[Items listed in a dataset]
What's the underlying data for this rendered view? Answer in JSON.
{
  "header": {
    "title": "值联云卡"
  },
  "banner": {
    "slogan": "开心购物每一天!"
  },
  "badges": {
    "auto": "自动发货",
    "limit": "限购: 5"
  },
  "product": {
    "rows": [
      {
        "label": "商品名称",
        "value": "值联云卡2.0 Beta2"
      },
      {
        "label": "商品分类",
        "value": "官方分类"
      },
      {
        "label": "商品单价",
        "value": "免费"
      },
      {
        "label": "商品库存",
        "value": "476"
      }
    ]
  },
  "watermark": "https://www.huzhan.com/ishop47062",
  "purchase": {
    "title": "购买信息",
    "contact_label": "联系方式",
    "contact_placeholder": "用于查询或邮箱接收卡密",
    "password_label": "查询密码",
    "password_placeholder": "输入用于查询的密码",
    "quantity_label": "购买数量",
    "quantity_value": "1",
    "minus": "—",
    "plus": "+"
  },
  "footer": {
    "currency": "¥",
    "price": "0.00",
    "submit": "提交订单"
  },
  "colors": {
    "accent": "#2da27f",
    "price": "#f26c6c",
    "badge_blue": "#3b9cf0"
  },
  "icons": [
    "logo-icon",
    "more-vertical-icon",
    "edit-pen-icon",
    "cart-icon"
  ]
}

OBJECTIVE:
Restate every record exactly, leaving nothing out.

TASK ANSWER:
What's the underlying data for this rendered view? Answer in JSON.
{
  "header": {
    "title": "值联云卡"
  },
  "banner": {
    "slogan": "开心购物每一天!"
  },
  "badges": {
    "auto": "自动发货",
    "limit": "限购: 5"
  },
  "product": {
    "rows": [
      {
        "label": "商品名称",
        "value": "值联云卡2.0 Beta2"
      },
      {
        "label": "商品分类",
        "value": "官方分类"
      },
      {
        "label": "商品单价",
        "value": "免费"
      },
      {
        "label": "商品库存",
        "value": "476"
      }
    ]
  },
  "watermark": "https://www.huzhan.com/ishop47062",
  "purchase": {
    "title": "购买信息",
    "contact_label": "联系方式",
    "contact_placeholder": "用于查询或邮箱接收卡密",
    "password_label": "查询密码",
    "password_placeholder": "输入用于查询的密码",
    "quantity_label": "购买数量",
    "quantity_value": "1",
    "minus": "—",
    "plus": "+"
  },
  "footer": {
    "currency": "¥",
    "price": "0.00",
    "submit": "提交订单"
  },
  "colors": {
    "accent": "#2da27f",
    "price": "#f26c6c",
    "badge_blue": "#3b9cf0"
  },
  "icons": [
    "logo-icon",
    "more-vertical-icon",
    "edit-pen-icon",
    "cart-icon"
  ]
}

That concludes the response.